_Exercise 1:_
According to the Form 8-K excerpt, at what web address is additional information regarding the Chapter 11 Cases available?
_Exercise 2:_
Copy out the Form 8-K excerpt word for word, starting at "Limitation on Incorporation" up to and including "solely by Regulation FD.".

_Excerpted passage:_
★ ★ ★
Cautionary Statement Regarding Forward-Looking Statements

This Current Report on Form 8-K and Exhibit 99.1 hereto (collectively, this “Current Report”) may contain “forward-looking statements” within the meaning of the Private Securities Litigation Reform Act of 1995. Forward-looking statements are those involving future events and future results that are based on current expectations, estimates, forecasts, and projections as well as the current beliefs and assumptions of the Company’s management. Forward-looking statements may be identified by words such as “anticipate,” “estimate,” “expect,” “project,” “intend,” “plan,” “believe,” “may,” “predict,” “will,” “would,” “could,” “should,” “target” and similar expressions. All statements contained in this Current Report that are not statements of historical fact and other estimates, projections, future trends and the outcome of events that have not yet occurred referenced in this Current Report should be considered forward-looking statements. Actual results or events could differ materially from those indicated in forward-looking statements as a result of risks and uncertainties, including, among others, the potential adverse impact of the Chapter 11 Cases on the Company’s liquidity or results of operations, changes in the Company’s ability to meet financial obligations during the Chapter 11 process or to maintain contracts that are critical to the Company’s operations, the outcome or timing of the Chapter 11 process and the related proposed asset sale, the effect of the Chapter 11 Cases or proposed asset sale on the Company’s relationships with third parties, regulatory authorities and employees, proceedings that may be brought by third parties in connection with the Chapter 11 process or the proposed asset sale or conditions to the proposed asset sale, and the timing or amount of any distributions to the Company’s stakeholders. Many of such factors relate to events and circumstances that are beyond the Company’s control. You should not place undue reliance on forward-looking statements. The Company does not assume any obligation to update the information contained in this Current Report.

Limitation on Incorporation by Reference

In accordance with General Instruction B.2 of Form 8-K, the information in this Current Report is being furnished for informational purposes only and shall not be deemed “filed” for purposes of Section 18 of the Exchange Act, or otherwise subject to the liabilities of that section, nor shall such information be deemed incorporated by reference in any filing under the Securities Act of 1933, as amended, except as otherwise expressly stated in such filing. The filing of this current report (including Exhibit 99.1 attached hereto) will not be deemed an admission as to the materiality of any information required to be disclosed solely by Regulation FD.


Additional Information regarding the Chapter 11 Cases

Additional information regarding the Chapter 11 Cases is available at www.gcginc.com/cases/svnt. This link is provided for convenience only. Such information shall not be deemed to be incorporated by reference herein.

 

Item 9.01. Financial Statements and Exhibits.

(d) Exhibits:

 

  99.1 Monthly Operating Report for the Period of November 1, 2013 through November 30, 2013, dated December 20, 2013.

 

2


SIGNATURES

Pursuant to the requirements of the Securities Exchange Act of 1934, the Registrant has duly caused this report to be signed on its behalf by the undersigned hereunto duly authorized.

 

    SAVIENT PHARMACEUTICALS, INC.
Date: December 20, 2013     By:  

/s/ Philip K. Yachmetz

      Name:   Philip K. Yachmetz
      Title:   Co-President and Chief Business Officer


INDEX TO EXHIBITS

 

Exhibit
No.

  

Description

99.1    Monthly Operating Report for the Period of November 1, 2013 through November 30, 2013, dated December 20, 2013.
★ ★ ★
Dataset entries
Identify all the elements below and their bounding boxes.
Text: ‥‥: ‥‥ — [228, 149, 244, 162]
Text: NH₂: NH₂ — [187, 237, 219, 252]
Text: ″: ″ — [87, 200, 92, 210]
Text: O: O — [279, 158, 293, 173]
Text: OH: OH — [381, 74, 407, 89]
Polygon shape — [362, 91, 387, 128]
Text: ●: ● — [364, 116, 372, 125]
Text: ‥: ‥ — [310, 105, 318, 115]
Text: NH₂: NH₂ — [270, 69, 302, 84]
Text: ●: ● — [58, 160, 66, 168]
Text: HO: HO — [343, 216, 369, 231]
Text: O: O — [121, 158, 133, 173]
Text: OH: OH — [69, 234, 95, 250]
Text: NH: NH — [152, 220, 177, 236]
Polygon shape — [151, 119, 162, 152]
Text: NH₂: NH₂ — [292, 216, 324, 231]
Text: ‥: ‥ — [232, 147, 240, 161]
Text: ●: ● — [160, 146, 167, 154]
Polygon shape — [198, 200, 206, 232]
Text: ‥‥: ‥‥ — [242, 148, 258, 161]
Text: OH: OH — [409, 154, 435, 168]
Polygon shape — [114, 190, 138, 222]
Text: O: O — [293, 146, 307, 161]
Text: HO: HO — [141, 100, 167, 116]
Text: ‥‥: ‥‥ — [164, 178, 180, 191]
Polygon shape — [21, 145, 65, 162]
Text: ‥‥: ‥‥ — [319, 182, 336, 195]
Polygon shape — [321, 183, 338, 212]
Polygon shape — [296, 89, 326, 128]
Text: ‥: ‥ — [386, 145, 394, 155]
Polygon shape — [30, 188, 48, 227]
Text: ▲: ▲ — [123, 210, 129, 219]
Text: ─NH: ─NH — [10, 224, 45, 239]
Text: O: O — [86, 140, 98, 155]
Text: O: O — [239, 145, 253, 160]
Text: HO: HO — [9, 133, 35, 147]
★ ★ ★
_Result 1:_
www.gcginc.com/cases/svnt

_Result 2:_
Limitation on Incorporation by Reference

In accordance with General Instruction B.2 of Form 8-K, the information in this Current Report is being furnished for informational purposes only and shall not be deemed “filed” for purposes of Section 18 of the Exchange Act, or otherwise subject to the liabilities of that section, nor shall such information be deemed incorporated by reference in any filing under the Securities Act of 1933, as amended, except as otherwise expressly stated in such filing. The filing of this current report (including Exhibit 99.1 attached hereto) will not be deemed an admission as to the materiality of any information required to be disclosed solely by Regulation FD.